### Aim
Present the following entries again, word for word and in full.

### Stored rows
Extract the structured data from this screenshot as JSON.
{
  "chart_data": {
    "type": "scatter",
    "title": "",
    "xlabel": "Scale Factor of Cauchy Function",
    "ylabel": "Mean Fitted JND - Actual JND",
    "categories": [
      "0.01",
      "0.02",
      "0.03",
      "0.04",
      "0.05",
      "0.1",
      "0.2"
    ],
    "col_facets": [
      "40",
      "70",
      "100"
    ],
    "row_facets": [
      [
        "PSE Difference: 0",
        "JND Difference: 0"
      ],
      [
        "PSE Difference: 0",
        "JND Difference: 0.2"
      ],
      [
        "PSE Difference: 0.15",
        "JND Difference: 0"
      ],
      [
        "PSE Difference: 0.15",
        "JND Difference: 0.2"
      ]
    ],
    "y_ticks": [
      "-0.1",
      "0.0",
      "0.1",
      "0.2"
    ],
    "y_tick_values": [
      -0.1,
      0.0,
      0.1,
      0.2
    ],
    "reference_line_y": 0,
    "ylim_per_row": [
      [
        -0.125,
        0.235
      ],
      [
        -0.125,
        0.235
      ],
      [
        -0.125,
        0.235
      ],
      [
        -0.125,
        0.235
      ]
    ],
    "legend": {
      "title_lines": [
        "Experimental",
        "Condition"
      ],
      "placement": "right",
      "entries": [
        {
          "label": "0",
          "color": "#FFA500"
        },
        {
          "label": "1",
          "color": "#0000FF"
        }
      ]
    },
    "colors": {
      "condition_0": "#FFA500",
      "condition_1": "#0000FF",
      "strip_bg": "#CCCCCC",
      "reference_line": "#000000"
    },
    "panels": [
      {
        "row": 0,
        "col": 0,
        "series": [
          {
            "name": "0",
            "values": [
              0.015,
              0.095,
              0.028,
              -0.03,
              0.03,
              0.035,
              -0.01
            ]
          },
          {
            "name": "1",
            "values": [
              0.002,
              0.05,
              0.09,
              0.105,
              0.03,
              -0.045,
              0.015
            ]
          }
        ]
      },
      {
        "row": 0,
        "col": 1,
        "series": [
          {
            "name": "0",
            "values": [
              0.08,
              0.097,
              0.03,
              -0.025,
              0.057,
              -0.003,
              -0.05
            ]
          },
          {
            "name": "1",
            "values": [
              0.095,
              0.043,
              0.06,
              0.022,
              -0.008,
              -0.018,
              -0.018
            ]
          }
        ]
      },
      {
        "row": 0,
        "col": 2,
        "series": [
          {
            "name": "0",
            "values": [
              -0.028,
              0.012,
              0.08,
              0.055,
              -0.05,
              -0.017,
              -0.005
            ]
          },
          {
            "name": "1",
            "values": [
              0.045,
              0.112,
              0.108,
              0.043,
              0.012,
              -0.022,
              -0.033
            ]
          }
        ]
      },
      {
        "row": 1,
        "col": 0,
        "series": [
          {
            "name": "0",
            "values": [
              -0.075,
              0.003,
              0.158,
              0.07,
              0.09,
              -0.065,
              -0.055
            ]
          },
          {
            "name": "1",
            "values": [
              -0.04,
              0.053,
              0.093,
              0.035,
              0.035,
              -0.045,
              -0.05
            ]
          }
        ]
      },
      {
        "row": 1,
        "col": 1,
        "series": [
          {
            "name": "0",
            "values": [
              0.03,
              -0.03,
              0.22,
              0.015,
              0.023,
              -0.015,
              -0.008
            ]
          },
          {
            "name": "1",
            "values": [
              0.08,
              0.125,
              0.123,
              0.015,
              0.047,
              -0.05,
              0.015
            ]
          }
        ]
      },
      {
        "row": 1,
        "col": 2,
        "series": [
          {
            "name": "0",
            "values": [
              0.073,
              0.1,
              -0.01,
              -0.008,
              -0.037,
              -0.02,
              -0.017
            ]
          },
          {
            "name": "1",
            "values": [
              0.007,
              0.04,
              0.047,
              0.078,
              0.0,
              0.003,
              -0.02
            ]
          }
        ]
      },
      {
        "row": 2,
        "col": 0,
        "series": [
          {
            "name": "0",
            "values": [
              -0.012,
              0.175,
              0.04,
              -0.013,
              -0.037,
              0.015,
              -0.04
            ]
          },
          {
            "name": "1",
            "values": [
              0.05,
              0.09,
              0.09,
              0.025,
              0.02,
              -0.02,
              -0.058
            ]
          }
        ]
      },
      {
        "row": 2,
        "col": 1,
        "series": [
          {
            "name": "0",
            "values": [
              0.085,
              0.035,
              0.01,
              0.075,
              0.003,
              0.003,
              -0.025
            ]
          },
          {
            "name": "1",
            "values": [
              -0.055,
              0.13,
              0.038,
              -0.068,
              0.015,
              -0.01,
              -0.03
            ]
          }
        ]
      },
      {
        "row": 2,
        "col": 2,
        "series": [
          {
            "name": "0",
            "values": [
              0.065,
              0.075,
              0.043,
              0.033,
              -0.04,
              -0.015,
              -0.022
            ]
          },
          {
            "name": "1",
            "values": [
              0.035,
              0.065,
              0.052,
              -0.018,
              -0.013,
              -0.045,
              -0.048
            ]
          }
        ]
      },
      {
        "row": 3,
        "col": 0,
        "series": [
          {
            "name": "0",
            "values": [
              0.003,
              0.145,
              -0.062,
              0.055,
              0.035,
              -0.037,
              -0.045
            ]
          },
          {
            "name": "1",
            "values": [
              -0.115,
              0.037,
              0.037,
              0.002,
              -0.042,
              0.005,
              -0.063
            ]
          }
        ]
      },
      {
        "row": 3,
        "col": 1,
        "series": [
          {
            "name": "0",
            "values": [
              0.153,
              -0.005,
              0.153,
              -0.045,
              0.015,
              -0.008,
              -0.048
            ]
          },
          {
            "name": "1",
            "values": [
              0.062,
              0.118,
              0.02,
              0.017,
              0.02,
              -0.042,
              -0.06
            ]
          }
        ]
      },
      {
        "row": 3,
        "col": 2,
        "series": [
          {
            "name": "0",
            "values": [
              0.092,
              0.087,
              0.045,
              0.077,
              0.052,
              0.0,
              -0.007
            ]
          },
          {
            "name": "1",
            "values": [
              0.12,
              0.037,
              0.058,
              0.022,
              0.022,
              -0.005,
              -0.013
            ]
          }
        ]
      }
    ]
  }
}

### Written reply
Extract the structured data from this screenshot as JSON.
{
  "chart_data": {
    "type": "scatter",
    "title": "",
    "xlabel": "Scale Factor of Cauchy Function",
    "ylabel": "Mean Fitted JND - Actual JND",
    "categories": [
      "0.01",
      "0.02",
      "0.03",
      "0.04",
      "0.05",
      "0.1",
      "0.2"
    ],
    "col_facets": [
      "40",
      "70",
      "100"
    ],
    "row_facets": [
      [
        "PSE Difference: 0",
        "JND Difference: 0"
      ],
      [
        "PSE Difference: 0",
        "JND Difference: 0.2"
      ],
      [
        "PSE Difference: 0.15",
        "JND Difference: 0"
      ],
      [
        "PSE Difference: 0.15",
        "JND Difference: 0.2"
      ]
    ],
    "y_ticks": [
      "-0.1",
      "0.0",
      "0.1",
      "0.2"
    ],
    "y_tick_values": [
      -0.1,
      0.0,
      0.1,
      0.2
    ],
    "reference_line_y": 0,
    "ylim_per_row": [
      [
        -0.125,
        0.235
      ],
      [
        -0.125,
        0.235
      ],
      [
        -0.125,
        0.235
      ],
      [
        -0.125,
        0.235
      ]
    ],
    "legend": {
      "title_lines": [
        "Experimental",
        "Condition"
      ],
      "placement": "right",
      "entries": [
        {
          "label": "0",
          "color": "#FFA500"
        },
        {
          "label": "1",
          "color": "#0000FF"
        }
      ]
    },
    "colors": {
      "condition_0": "#FFA500",
      "condition_1": "#0000FF",
      "strip_bg": "#CCCCCC",
      "reference_line": "#000000"
    },
    "panels": [
      {
        "row": 0,
        "col": 0,
        "series": [
          {
            "name": "0",
            "values": [
              0.015,
              0.095,
              0.028,
              -0.03,
              0.03,
              0.035,
              -0.01
            ]
          },
          {
            "name": "1",
            "values": [
              0.002,
              0.05,
              0.09,
              0.105,
              0.03,
              -0.045,
              0.015
            ]
          }
        ]
      },
      {
        "row": 0,
        "col": 1,
        "series": [
          {
            "name": "0",
            "values": [
              0.08,
              0.097,
              0.03,
              -0.025,
              0.057,
              -0.003,
              -0.05
            ]
          },
          {
            "name": "1",
            "values": [
              0.095,
              0.043,
              0.06,
              0.022,
              -0.008,
              -0.018,
              -0.018
            ]
          }
        ]
      },
      {
        "row": 0,
        "col": 2,
        "series": [
          {
            "name": "0",
            "values": [
              -0.028,
              0.012,
              0.08,
              0.055,
              -0.05,
              -0.017,
              -0.005
            ]
          },
          {
            "name": "1",
            "values": [
              0.045,
              0.112,
              0.108,
              0.043,
              0.012,
              -0.022,
              -0.033
            ]
          }
        ]
      },
      {
        "row": 1,
        "col": 0,
        "series": [
          {
            "name": "0",
            "values": [
              -0.075,
              0.003,
              0.158,
              0.07,
              0.09,
              -0.065,
              -0.055
            ]
          },
          {
            "name": "1",
            "values": [
              -0.04,
              0.053,
              0.093,
              0.035,
              0.035,
              -0.045,
              -0.05
            ]
          }
        ]
      },
      {
        "row": 1,
        "col": 1,
        "series": [
          {
            "name": "0",
            "values": [
              0.03,
              -0.03,
              0.22,
              0.015,
              0.023,
              -0.015,
              -0.008
            ]
          },
          {
            "name": "1",
            "values": [
              0.08,
              0.125,
              0.123,
              0.015,
              0.047,
              -0.05,
              0.015
            ]
          }
        ]
      },
      {
        "row": 1,
        "col": 2,
        "series": [
          {
            "name": "0",
            "values": [
              0.073,
              0.1,
              -0.01,
              -0.008,
              -0.037,
              -0.02,
              -0.017
            ]
          },
          {
            "name": "1",
            "values": [
              0.007,
              0.04,
              0.047,
              0.078,
              0.0,
              0.003,
              -0.02
            ]
          }
        ]
      },
      {
        "row": 2,
        "col": 0,
        "series": [
          {
            "name": "0",
            "values": [
              -0.012,
              0.175,
              0.04,
              -0.013,
              -0.037,
              0.015,
              -0.04
            ]
          },
          {
            "name": "1",
            "values": [
              0.05,
              0.09,
              0.09,
              0.025,
              0.02,
              -0.02,
              -0.058
            ]
          }
        ]
      },
      {
        "row": 2,
        "col": 1,
        "series": [
          {
            "name": "0",
            "values": [
              0.085,
              0.035,
              0.01,
              0.075,
              0.003,
              0.003,
              -0.025
            ]
          },
          {
            "name": "1",
            "values": [
              -0.055,
              0.13,
              0.038,
              -0.068,
              0.015,
              -0.01,
              -0.03
            ]
          }
        ]
      },
      {
        "row": 2,
        "col": 2,
        "series": [
          {
            "name": "0",
            "values": [
              0.065,
              0.075,
              0.043,
              0.033,
              -0.04,
              -0.015,
              -0.022
            ]
          },
          {
            "name": "1",
            "values": [
              0.035,
              0.065,
              0.052,
              -0.018,
              -0.013,
              -0.045,
              -0.048
            ]
          }
        ]
      },
      {
        "row": 3,
        "col": 0,
        "series": [
          {
            "name": "0",
            "values": [
              0.003,
              0.145,
              -0.062,
              0.055,
              0.035,
              -0.037,
              -0.045
            ]
          },
          {
            "name": "1",
            "values": [
              -0.115,
              0.037,
              0.037,
              0.002,
              -0.042,
              0.005,
              -0.063
            ]
          }
        ]
      },
      {
        "row": 3,
        "col": 1,
        "series": [
          {
            "name": "0",
            "values": [
              0.153,
              -0.005,
              0.153,
              -0.045,
              0.015,
              -0.008,
              -0.048
            ]
          },
          {
            "name": "1",
            "values": [
              0.062,
              0.118,
              0.02,
              0.017,
              0.02,
              -0.042,
              -0.06
            ]
          }
        ]
      },
      {
        "row": 3,
        "col": 2,
        "series": [
          {
            "name": "0",
            "values": [
              0.092,
              0.087,
              0.045,
              0.077,
              0.052,
              0.0,
              -0.007
            ]
          },
          {
            "name": "1",
            "values": [
              0.12,
              0.037,
              0.058,
              0.022,
              0.022,
              -0.005,
              -0.013
            ]
          }
        ]
      }
    ]
  }
}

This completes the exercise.